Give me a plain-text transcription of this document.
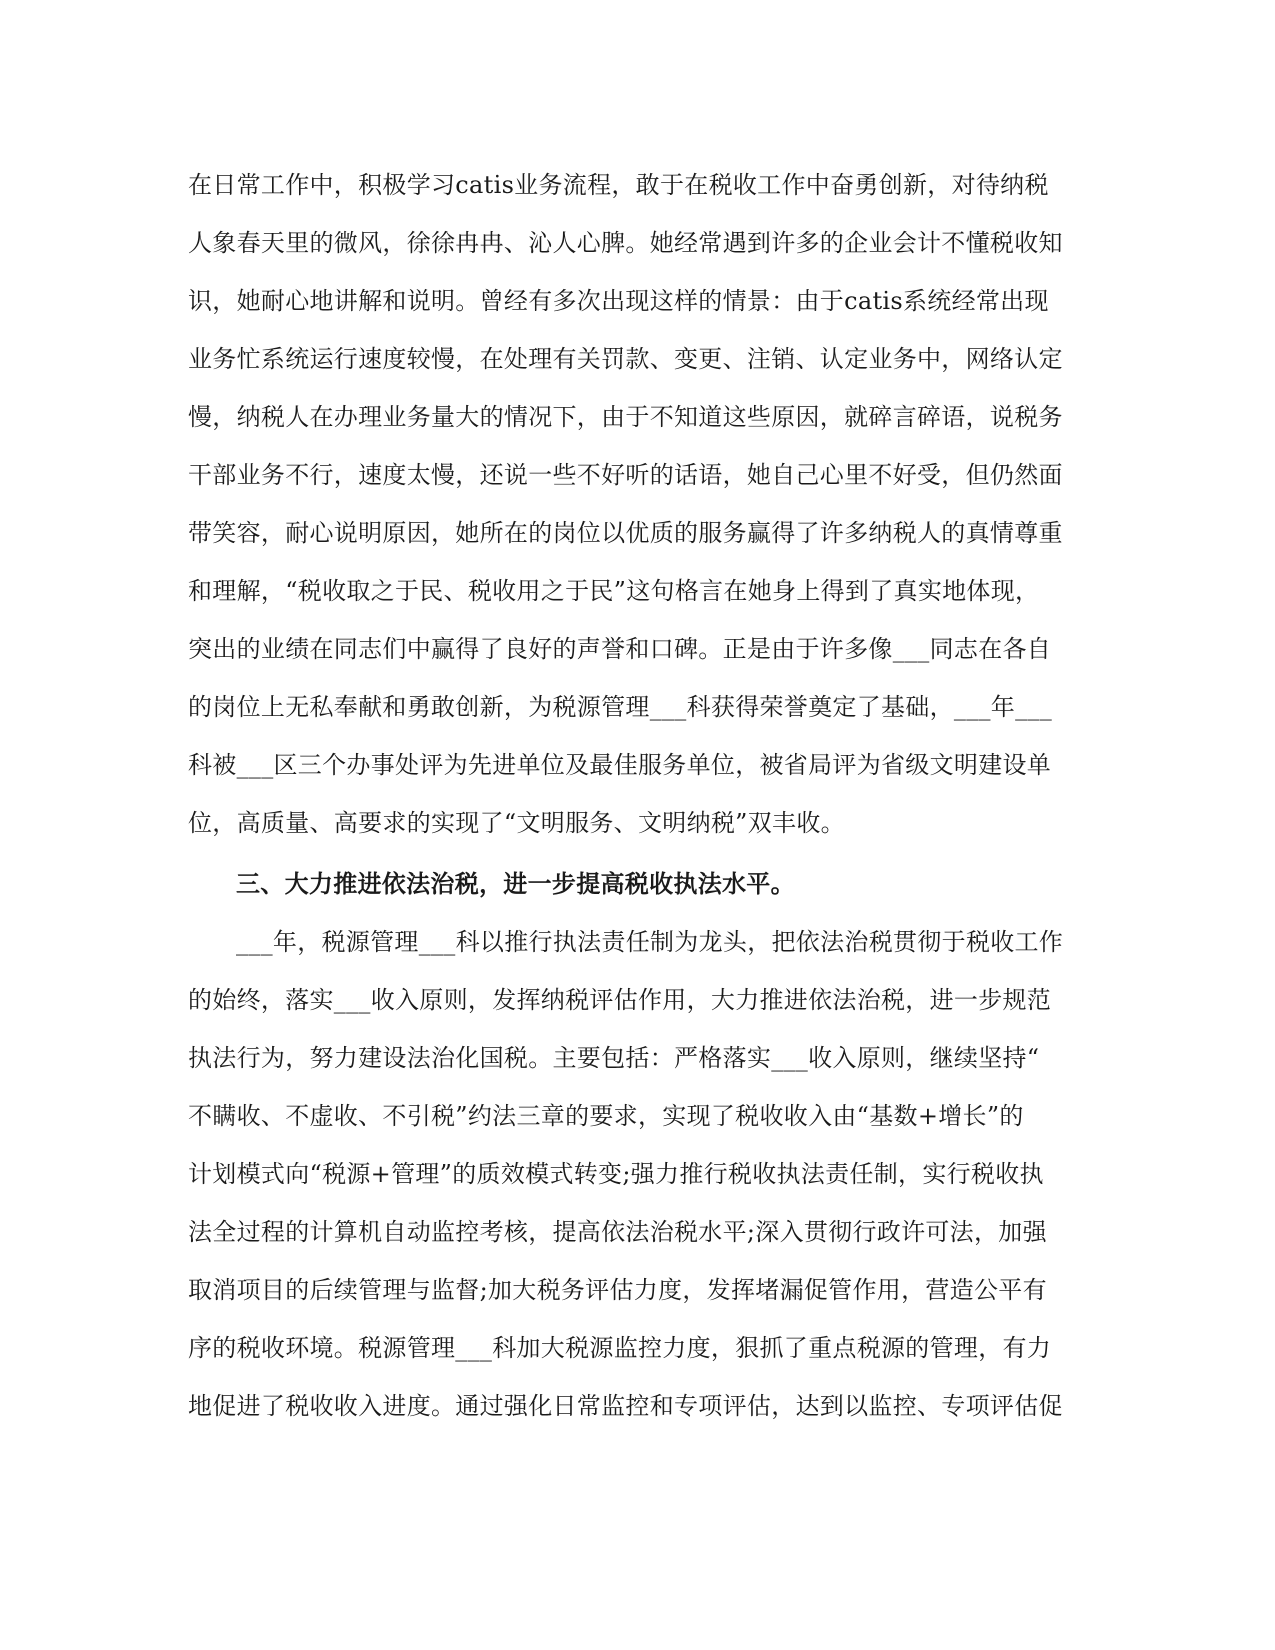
在日常工作中，积极学习catis业务流程，敢于在税收工作中奋勇创新，对待纳税
人象春天里的微风，徐徐冉冉、沁人心脾。她经常遇到许多的企业会计不懂税收知
识，她耐心地讲解和说明。曾经有多次出现这样的情景：由于catis系统经常出现
业务忙系统运行速度较慢，在处理有关罚款、变更、注销、认定业务中，网络认定
慢，纳税人在办理业务量大的情况下，由于不知道这些原因，就碎言碎语，说税务
干部业务不行，速度太慢，还说一些不好听的话语，她自己心里不好受，但仍然面
带笑容，耐心说明原因，她所在的岗位以优质的服务赢得了许多纳税人的真情尊重
和理解，“税收取之于民、税收用之于民”这句格言在她身上得到了真实地体现，
突出的业绩在同志们中赢得了良好的声誉和口碑。正是由于许多像___同志在各自
的岗位上无私奉献和勇敢创新，为税源管理___科获得荣誉奠定了基础，___年___
科被___区三个办事处评为先进单位及最佳服务单位，被省局评为省级文明建设单
位，高质量、高要求的实现了“文明服务、文明纳税”双丰收。
三、大力推进依法治税，进一步提高税收执法水平。
___年，税源管理___科以推行执法责任制为龙头，把依法治税贯彻于税收工作
的始终，落实___收入原则，发挥纳税评估作用，大力推进依法治税，进一步规范
执法行为，努力建设法治化国税。主要包括：严格落实___收入原则，继续坚持“
不瞒收、不虚收、不引税”约法三章的要求，实现了税收收入由“基数+增长”的
计划模式向“税源+管理”的质效模式转变;强力推行税收执法责任制，实行税收执
法全过程的计算机自动监控考核，提高依法治税水平;深入贯彻行政许可法，加强
取消项目的后续管理与监督;加大税务评估力度，发挥堵漏促管作用，营造公平有
序的税收环境。税源管理___科加大税源监控力度，狠抓了重点税源的管理，有力
地促进了税收收入进度。通过强化日常监控和专项评估，达到以监控、专项评估促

== == ==

◆ Requirements
All of the lines above should be printed exactly, minus the pictures.

◆ Answer to this task
Give me a plain-text transcription of this document.
在日常工作中，积极学习catis业务流程，敢于在税收工作中奋勇创新，对待纳税
人象春天里的微风，徐徐冉冉、沁人心脾。她经常遇到许多的企业会计不懂税收知
识，她耐心地讲解和说明。曾经有多次出现这样的情景：由于catis系统经常出现
业务忙系统运行速度较慢，在处理有关罚款、变更、注销、认定业务中，网络认定
慢，纳税人在办理业务量大的情况下，由于不知道这些原因，就碎言碎语，说税务
干部业务不行，速度太慢，还说一些不好听的话语，她自己心里不好受，但仍然面
带笑容，耐心说明原因，她所在的岗位以优质的服务赢得了许多纳税人的真情尊重
和理解，“税收取之于民、税收用之于民”这句格言在她身上得到了真实地体现，
突出的业绩在同志们中赢得了良好的声誉和口碑。正是由于许多像___同志在各自
的岗位上无私奉献和勇敢创新，为税源管理___科获得荣誉奠定了基础，___年___
科被___区三个办事处评为先进单位及最佳服务单位，被省局评为省级文明建设单
位，高质量、高要求的实现了“文明服务、文明纳税”双丰收。
三、大力推进依法治税，进一步提高税收执法水平。
___年，税源管理___科以推行执法责任制为龙头，把依法治税贯彻于税收工作
的始终，落实___收入原则，发挥纳税评估作用，大力推进依法治税，进一步规范
执法行为，努力建设法治化国税。主要包括：严格落实___收入原则，继续坚持“
不瞒收、不虚收、不引税”约法三章的要求，实现了税收收入由“基数+增长”的
计划模式向“税源+管理”的质效模式转变;强力推行税收执法责任制，实行税收执
法全过程的计算机自动监控考核，提高依法治税水平;深入贯彻行政许可法，加强
取消项目的后续管理与监督;加大税务评估力度，发挥堵漏促管作用，营造公平有
序的税收环境。税源管理___科加大税源监控力度，狠抓了重点税源的管理，有力
地促进了税收收入进度。通过强化日常监控和专项评估，达到以监控、专项评估促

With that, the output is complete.